Exercise requirements
Using the listing below, select the lines with the word "Sektor" and copy them.
[Begin]
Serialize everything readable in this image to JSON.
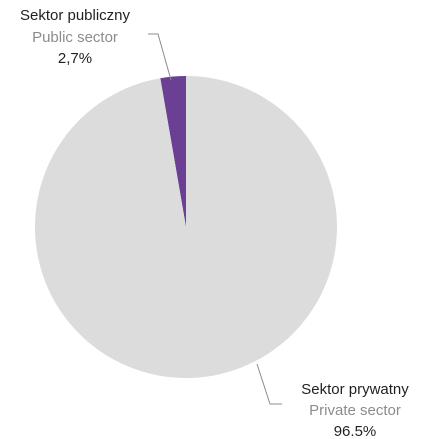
{
  "chart_data": {
    "type": "pie",
    "slices": [
      {
        "label_pl": "Sektor publiczny",
        "label_en": "Public sector",
        "value": 2.7,
        "value_label": "2,7%",
        "color": "#6b3f93"
      },
      {
        "label_pl": "Sektor prywatny",
        "label_en": "Private sector",
        "value": 96.5,
        "value_label": "96.5%",
        "color": "#dcdcdc"
      }
    ],
    "start_angle": "12 o'clock",
    "direction": "clockwise from public sector"
  }
}
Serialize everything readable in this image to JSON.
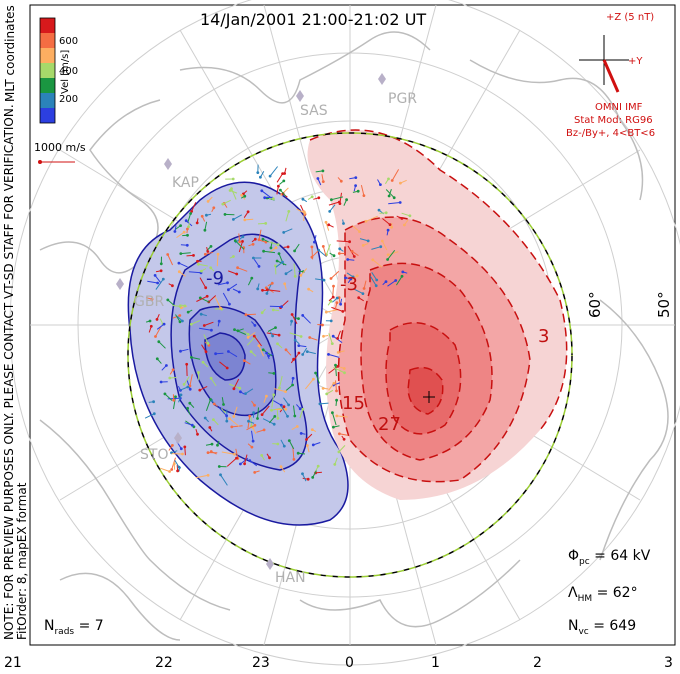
{
  "title": "14/Jan/2001 21:00-21:02 UT",
  "notes": {
    "preview": "NOTE: FOR PREVIEW PURPOSES ONLY. PLEASE CONTACT VT-SD STAFF FOR VERIFICATION.",
    "fit": "FitOrder: 8,  mapEX format",
    "coords": "MLT coordinates"
  },
  "colorbar": {
    "label": "Vel [m/s]",
    "ticks": [
      "600",
      "400",
      "200"
    ],
    "colors": [
      "#d7191c",
      "#f46d43",
      "#fdae61",
      "#a6d96a",
      "#1a9641",
      "#2b83ba",
      "#2c3fe0"
    ]
  },
  "reference_vector": {
    "label": "1000 m/s",
    "color": "#d01010"
  },
  "imf": {
    "z_label": "+Z (5 nT)",
    "y_label": "+Y",
    "source": "OMNI IMF",
    "model": "Stat Mod: RG96",
    "condition": "Bz-/By+, 4<BT<6",
    "color": "#d01010"
  },
  "stations": [
    "SAS",
    "PGR",
    "KAP",
    "GBR",
    "STO",
    "HAN"
  ],
  "latitude_labels": [
    "60°",
    "50°"
  ],
  "contour_labels": [
    "-3",
    "-9",
    "15",
    "27",
    "3"
  ],
  "stats": {
    "phi_pc": {
      "symbol": "Φ",
      "sub": "pc",
      "value": "= 64 kV"
    },
    "lambda_hm": {
      "symbol": "Λ",
      "sub": "HM",
      "value": "= 62°"
    },
    "n_vc": {
      "symbol": "N",
      "sub": "vc",
      "value": "= 649"
    },
    "n_rads": {
      "symbol": "N",
      "sub": "rads",
      "value": "= 7"
    }
  },
  "mlt_ticks": [
    "21",
    "22",
    "23",
    "0",
    "1",
    "2",
    "3"
  ],
  "colors": {
    "dusk_cell": "#b8bde6",
    "dusk_contour": "#1a1aa0",
    "dawn_cell": "#f08a8a",
    "dawn_contour": "#c81010",
    "hmb": "#9acd32",
    "grid": "#c8c8c8",
    "coast": "#bdbdbd"
  }
}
[End]
Task solution
        "label_pl": "Sektor publiczny",
        "label_pl": "Sektor prywatny",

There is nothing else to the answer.